* **Document extract**:
"""

6 Sep 17 New industry guidance is being produced that could spell the end of open cab site dumpers. Phil Bishop reports.

Old style and new style forward tipping dumper trucks
Old style and new style forward tipping dumper trucks

Between June 2016 and July 2017 eight people were killed on UK construction sites by dumper trucks either hitting them or rolling onto them.

In addition to this, one insurance company alone had 127 personal injury claims for slips, trips and falls from forward tipping dumpers in the UK in 2016.

They can therefore be considered the most dangerous piece of equipment on a construction site. However, reform is now in the works.

One of the primary actors agitating for change is Tony Iles, managing director of Swindon-based groundworks contractor Tonic Construction.

He was spurred to act after employee Shaun Carter was killed on site in May 2016. Carter drove a dumper onto a spoil heap on a David Wilson Homes site and the machine overbalanced. He tried to jump clear but the machine landed on him and he was declared dead at the scene. He was 29 years old.

Another man who shares Iles’ mission is Steve Jarvis, plant director of BAM Nuttall. His motive is identical; he too lost an employee to a site dumper last year. John Cameron died after he was struck by a dumper at Blackhillock Quarry in Scotland.

But where Jarvis is reluctant to discuss the subject publicly while legal wheels are turning, Tony Iles has no such qualms, as the owner of his own business. And he readily admits: “If I hadn’t had the fatality last year, I wouldn’t have set out to change the industry.”

But changing it, he is.

Primarily at his instigation, the Construction Plant-hire Association and the Civil Engineering Contractors Association have set up an industry steering group for forward tipping dumpers. It met for the first time at the end of 2016, bringing together manufacturers, users and project clients, as well as the Health & Safety Executive. Highways England and HS2 are involved too, for the influence they can bring to bear on machine specifications.

Iles himself hosted a second meeting in January 2017 in Swindon. BAM Nuttall hosted a third meeting in Camberley in March. Then a fourth meeting was at the offices of the Civil Engineering Contractors Association (CECA) in London in May, followed by a fifth meeting at the Plantworx trade show in June.

All six manufacturers active in the UK market are on board. At the beginning of 2017 Wacker Neuson and NC Engineering were the only manufacturers that offered an enclosed cab on any of its dumper trucks. By the time the Plantworx trade show came around in June, five of the six were showing (if not yet selling) dumpers with cabs. That’s progress!

"""

* **Dataset extract**:
"""

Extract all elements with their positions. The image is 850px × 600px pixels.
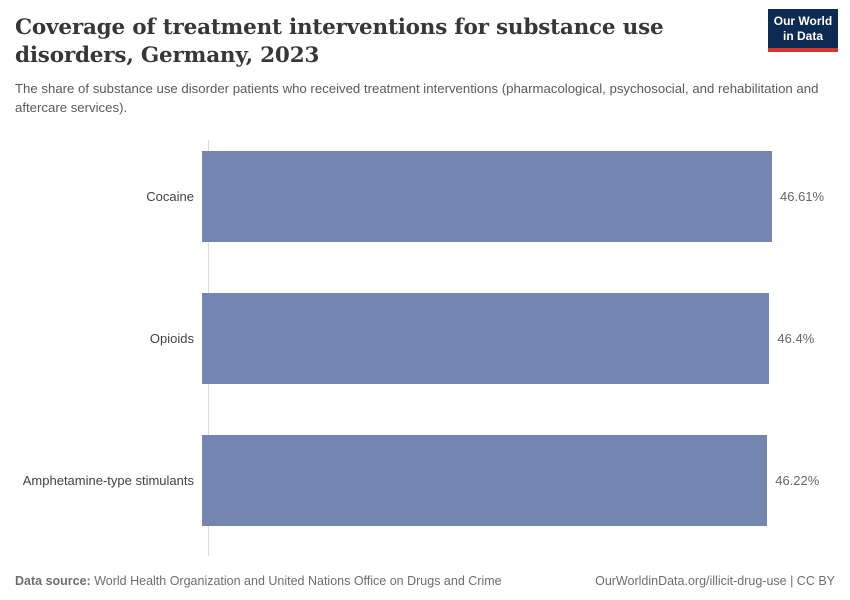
bar-chart: Cocaine 46.61% Opioids 46.4% Amphetamine… bbox=[0, 140, 850, 556]
data-source-note: Data source: World Health Organization a… bbox=[15, 574, 502, 588]
owid-logo-line2: in Data bbox=[782, 29, 823, 43]
bar[interactable] bbox=[202, 435, 768, 526]
owid-license-link[interactable]: OurWorldinData.org/illicit-drug-use | CC… bbox=[595, 574, 835, 588]
bar-track: 46.4% bbox=[201, 293, 850, 384]
chart-title: Coverage of treatment interventions for … bbox=[15, 15, 664, 68]
bar-value-label: 46.61% bbox=[780, 189, 825, 204]
bar-category-label: Cocaine bbox=[146, 189, 194, 204]
bar[interactable] bbox=[202, 151, 772, 242]
chart-footer: Data source: World Health Organization a… bbox=[15, 574, 835, 588]
bar-track: 46.61% bbox=[201, 151, 850, 242]
bar-category-label: Amphetamine-type stimulants bbox=[22, 473, 194, 488]
bar-row: Amphetamine-type stimulants 46.22% bbox=[0, 435, 850, 526]
bar-row: Opioids 46.4% bbox=[0, 293, 850, 384]
bar-value-label: 46.4% bbox=[777, 331, 815, 346]
owid-logo[interactable]: Our World in Data bbox=[768, 9, 838, 52]
data-source-label: Data source: bbox=[15, 574, 91, 588]
bar-track: 46.22% bbox=[201, 435, 850, 526]
plot-rows: Cocaine 46.61% Opioids 46.4% Amphetamine… bbox=[0, 151, 850, 526]
chart-subtitle: The share of substance use disorder pati… bbox=[15, 80, 819, 116]
owid-logo-line1: Our World bbox=[773, 14, 833, 28]
data-source-text: World Health Organization and United Nat… bbox=[90, 574, 502, 588]
bar-category-label: Opioids bbox=[149, 331, 194, 346]
chart-header: Coverage of treatment interventions for … bbox=[15, 14, 835, 117]
bar-value-label: 46.22% bbox=[775, 473, 820, 488]
bar-row: Cocaine 46.61% bbox=[0, 151, 850, 242]
bar[interactable] bbox=[202, 293, 770, 384]
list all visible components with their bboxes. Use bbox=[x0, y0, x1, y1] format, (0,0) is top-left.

"""

* **What you will do**:
1. Determine whether each statement below agrees with the article on forward tipping dumpers. For each, answer yes or no and quote the deciding words from the article.
(a) Shaun Carter was 29 years old when he died.
(b) The industry steering group for forward tipping dumpers met for the first time in January 2017.
(c) At the beginning of 2017, Wacker Neuson and NC Engineering were the only manufacturers offering an enclosed cab on any of their dumper trucks.
2. According to the article on forward tipping dumpers, where did BAM Nuttall host the third meeting of the steering group?
3. Write the next part of the article on forward tipping dumpers, starting after its final sentence, "That’s progress!"

* **Responses by task**:
1.
(a) Yes: "He was 29 years old."
(b) No: "It met for the first time at the end of 2016"
(c) Yes: "At the beginning of 2017 Wacker Neuson and NC Engineering were the only manufacturers that offered an enclosed cab on any of its dumper trucks."

2. In Camberley.

3.
When the group meets for a sixth time on 28th September under the chairmanship of CECA chief executive Alasdair Reisner, the aim, says Iles, is to ‘nail down a spec’, setting out the kind of safety measures that UK users expect manufacturers to provide as standard. Tony Iles says that site dumpers typically used in the UK are just about the lowest specification in the world outside of Asia, unchanged for 30 years but for an electric starter motor, a lap belt and a tube of metal behind the driver’s head.

“They have less braking power per square inch than a push bike,” he says.

There are two primary goals: protect the operator, particularly in the event of an overturn; and make it less easy to run over site pedestrians. Protective cabs and better visibility.

While some of the details remain up for discussion, Iles says that there is agreement that enclosed cabs will now be standard on dumpers above six tonnes net payload. But he doesn’t think this goes far enough.

“We think all dumpers down to three tonnes should have to have a cab,” says Iles.

He accepts that three-tonne dumpers need to be exempt from a requirement to have an enclosed cab, at least for now, as the engines in this size of machine are not powerful enough to run an air conditioning/heating unit.

The new spec for site dumpers is likely to have an A-grade band and a B-grade band, Iles says. An enclosed cab will be required for larger dumpers, hydrostatic drive will be required only for A-grade dumpers, Iles expects, since not all manufacturers are able to offer hydrostatic drive or electronic braking.

Improving visibility for the driver is also important, either by design (lowering the skip/raising the seat) or technology (sensors and alarms).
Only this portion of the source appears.